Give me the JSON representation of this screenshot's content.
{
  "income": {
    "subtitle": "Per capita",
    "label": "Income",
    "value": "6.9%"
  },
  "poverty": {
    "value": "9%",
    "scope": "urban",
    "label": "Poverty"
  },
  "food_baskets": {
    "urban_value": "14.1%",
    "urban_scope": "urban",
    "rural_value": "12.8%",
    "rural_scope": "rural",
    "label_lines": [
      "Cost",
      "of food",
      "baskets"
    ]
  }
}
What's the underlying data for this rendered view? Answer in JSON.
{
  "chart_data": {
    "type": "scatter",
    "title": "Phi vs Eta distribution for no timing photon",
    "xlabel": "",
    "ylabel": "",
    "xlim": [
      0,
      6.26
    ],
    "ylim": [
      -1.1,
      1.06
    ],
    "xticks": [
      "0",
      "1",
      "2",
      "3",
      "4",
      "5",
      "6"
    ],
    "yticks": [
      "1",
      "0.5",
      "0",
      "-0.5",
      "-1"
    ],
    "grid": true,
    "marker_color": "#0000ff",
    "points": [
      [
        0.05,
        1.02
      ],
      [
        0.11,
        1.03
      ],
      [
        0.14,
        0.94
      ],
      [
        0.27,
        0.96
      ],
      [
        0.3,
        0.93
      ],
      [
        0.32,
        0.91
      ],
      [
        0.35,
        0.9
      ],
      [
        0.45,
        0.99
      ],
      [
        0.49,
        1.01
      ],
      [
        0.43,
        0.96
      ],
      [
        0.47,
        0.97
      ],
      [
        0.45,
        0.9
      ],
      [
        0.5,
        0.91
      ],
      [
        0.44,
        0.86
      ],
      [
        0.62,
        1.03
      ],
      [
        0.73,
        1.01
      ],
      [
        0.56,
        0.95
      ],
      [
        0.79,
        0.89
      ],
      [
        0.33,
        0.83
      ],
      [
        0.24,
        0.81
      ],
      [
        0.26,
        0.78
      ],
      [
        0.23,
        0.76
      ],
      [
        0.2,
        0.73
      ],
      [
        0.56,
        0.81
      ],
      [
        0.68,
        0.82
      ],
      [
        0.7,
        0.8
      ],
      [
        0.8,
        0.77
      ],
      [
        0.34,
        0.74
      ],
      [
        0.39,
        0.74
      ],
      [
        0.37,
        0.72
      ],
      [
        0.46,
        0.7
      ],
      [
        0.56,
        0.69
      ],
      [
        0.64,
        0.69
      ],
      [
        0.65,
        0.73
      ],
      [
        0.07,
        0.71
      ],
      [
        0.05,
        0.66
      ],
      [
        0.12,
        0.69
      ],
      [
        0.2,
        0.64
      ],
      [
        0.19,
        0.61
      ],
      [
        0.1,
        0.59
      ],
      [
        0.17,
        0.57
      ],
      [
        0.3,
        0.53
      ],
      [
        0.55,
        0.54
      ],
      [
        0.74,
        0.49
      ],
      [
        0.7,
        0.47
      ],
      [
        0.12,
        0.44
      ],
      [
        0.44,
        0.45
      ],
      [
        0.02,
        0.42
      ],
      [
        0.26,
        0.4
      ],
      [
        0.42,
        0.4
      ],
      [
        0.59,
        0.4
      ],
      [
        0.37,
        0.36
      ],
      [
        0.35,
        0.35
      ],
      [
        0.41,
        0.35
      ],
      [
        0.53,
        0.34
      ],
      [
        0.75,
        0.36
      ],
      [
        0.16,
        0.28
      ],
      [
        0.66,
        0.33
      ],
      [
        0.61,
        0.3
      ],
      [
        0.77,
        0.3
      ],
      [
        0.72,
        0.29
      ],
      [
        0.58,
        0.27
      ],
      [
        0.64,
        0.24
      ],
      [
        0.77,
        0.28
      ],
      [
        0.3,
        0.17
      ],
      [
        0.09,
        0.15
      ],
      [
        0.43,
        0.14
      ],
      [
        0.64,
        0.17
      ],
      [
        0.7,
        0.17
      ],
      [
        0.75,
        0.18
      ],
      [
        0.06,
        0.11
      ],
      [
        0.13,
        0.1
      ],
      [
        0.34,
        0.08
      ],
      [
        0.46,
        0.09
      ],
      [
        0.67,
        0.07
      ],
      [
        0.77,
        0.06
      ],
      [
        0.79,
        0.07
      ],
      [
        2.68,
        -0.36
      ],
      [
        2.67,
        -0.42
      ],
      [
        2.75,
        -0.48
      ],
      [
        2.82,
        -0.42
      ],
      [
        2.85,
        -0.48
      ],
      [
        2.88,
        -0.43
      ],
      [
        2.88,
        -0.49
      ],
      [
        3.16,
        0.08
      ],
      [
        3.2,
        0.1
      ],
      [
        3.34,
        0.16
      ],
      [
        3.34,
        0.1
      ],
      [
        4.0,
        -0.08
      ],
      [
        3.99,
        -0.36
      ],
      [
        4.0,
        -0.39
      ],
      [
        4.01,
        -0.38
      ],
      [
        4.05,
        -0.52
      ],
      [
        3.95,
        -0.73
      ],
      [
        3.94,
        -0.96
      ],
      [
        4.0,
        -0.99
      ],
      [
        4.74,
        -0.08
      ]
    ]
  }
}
════
**THE PROBLEM:**
Copy out every line that includes the word "this".

**TASK RESULT:**
Give me the JSON representation of this screenshot's content.
What's the underlying data for this rendered view? Answer in JSON.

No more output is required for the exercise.